## Challenge
Scan the data below. Pull out each line where "Create" occurs.

(Extracted records)
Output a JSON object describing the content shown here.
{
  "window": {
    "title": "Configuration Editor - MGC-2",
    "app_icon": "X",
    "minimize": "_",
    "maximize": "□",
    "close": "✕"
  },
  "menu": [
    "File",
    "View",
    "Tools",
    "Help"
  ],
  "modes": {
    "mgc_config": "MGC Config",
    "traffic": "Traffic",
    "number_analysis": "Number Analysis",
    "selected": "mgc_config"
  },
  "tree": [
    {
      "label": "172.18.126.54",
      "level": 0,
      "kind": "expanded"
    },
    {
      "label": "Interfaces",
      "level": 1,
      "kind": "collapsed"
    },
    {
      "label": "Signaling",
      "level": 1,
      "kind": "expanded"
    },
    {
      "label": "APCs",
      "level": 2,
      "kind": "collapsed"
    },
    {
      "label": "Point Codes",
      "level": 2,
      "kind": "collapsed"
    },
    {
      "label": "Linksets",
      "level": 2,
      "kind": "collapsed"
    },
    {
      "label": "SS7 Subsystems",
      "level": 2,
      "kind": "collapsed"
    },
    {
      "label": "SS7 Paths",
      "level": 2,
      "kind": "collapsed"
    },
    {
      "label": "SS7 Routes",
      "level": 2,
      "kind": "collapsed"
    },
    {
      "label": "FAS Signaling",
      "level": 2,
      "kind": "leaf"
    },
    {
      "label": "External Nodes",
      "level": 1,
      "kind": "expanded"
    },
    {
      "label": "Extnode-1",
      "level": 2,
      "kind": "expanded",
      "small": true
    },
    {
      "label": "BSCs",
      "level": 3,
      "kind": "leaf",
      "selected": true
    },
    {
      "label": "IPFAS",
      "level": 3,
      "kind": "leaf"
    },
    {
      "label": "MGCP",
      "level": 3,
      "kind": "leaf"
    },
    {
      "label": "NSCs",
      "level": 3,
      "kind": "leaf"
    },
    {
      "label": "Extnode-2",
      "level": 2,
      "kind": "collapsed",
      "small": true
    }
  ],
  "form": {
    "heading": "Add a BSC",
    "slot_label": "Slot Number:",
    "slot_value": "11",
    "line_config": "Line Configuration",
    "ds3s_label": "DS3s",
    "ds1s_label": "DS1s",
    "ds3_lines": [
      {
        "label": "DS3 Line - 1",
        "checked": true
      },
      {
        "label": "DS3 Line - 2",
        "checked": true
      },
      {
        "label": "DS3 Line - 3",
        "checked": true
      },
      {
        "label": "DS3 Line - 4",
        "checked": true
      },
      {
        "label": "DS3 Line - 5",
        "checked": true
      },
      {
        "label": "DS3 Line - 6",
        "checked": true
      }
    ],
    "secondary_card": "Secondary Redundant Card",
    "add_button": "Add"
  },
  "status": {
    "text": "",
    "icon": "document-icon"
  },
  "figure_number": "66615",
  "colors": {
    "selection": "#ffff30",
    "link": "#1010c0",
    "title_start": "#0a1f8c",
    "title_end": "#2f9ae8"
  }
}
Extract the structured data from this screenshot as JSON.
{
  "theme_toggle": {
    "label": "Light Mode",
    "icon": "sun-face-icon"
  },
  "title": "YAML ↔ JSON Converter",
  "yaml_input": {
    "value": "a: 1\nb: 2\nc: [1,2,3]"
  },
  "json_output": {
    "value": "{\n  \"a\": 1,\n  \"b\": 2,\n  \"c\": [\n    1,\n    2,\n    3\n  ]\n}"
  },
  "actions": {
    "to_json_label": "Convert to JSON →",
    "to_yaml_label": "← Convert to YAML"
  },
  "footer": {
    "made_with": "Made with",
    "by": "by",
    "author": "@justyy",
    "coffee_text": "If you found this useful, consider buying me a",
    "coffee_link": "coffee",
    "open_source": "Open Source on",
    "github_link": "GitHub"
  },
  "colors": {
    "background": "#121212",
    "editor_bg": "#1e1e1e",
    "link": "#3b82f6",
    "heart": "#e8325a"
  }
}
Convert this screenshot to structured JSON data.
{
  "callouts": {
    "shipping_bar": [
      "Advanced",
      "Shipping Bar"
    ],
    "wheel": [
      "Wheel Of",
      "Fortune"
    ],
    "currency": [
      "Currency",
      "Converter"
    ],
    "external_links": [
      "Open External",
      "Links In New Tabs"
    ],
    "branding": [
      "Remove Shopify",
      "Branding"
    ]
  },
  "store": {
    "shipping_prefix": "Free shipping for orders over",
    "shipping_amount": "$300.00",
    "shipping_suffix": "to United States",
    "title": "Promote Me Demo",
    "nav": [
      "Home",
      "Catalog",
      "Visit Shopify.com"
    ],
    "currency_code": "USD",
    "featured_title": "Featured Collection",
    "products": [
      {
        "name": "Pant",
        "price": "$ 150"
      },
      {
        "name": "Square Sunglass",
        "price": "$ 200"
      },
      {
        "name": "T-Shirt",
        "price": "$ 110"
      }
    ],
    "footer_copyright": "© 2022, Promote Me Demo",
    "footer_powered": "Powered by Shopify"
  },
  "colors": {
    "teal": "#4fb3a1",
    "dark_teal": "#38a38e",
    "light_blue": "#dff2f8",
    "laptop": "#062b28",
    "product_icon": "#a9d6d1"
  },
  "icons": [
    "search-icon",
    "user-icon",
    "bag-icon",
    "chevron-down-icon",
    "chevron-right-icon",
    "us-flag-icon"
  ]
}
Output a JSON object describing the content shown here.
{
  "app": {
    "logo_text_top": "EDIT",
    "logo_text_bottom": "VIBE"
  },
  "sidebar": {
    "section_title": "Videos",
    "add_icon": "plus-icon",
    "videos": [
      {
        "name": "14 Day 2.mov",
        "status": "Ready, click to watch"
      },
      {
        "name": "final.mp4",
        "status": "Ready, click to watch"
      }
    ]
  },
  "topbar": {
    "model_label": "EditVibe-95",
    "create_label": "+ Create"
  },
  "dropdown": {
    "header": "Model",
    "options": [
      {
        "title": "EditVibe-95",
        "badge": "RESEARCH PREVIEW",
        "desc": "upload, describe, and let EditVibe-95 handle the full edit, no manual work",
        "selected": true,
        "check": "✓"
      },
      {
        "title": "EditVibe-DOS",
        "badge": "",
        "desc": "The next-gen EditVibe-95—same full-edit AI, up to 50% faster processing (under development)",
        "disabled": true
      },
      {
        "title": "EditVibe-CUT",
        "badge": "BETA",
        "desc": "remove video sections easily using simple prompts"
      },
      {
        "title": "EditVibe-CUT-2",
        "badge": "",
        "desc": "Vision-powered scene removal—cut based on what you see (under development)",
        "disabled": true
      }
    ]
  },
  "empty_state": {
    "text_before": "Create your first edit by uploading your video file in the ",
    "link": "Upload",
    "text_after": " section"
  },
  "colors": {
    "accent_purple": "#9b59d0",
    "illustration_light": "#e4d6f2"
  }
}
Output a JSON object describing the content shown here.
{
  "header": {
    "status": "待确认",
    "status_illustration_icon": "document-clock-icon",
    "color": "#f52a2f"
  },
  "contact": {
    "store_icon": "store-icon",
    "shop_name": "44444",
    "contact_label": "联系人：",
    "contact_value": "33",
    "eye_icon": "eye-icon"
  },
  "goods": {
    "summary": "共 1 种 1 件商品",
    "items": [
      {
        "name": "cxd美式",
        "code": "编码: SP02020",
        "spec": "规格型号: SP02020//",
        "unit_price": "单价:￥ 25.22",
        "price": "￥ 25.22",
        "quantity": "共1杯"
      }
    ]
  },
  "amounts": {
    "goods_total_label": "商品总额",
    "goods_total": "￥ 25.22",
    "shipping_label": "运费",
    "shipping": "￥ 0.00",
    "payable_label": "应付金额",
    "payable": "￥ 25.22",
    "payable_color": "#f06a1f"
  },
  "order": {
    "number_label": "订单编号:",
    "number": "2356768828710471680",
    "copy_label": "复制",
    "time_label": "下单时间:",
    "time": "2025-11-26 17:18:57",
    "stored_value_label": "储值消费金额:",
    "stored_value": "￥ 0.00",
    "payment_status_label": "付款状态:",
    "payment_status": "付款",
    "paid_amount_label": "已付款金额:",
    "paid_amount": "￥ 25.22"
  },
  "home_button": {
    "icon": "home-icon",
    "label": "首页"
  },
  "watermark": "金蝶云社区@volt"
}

## Reply
    "create_label": "+ Create"
    "text_before": "Create your first edit by uploading your video file in the ",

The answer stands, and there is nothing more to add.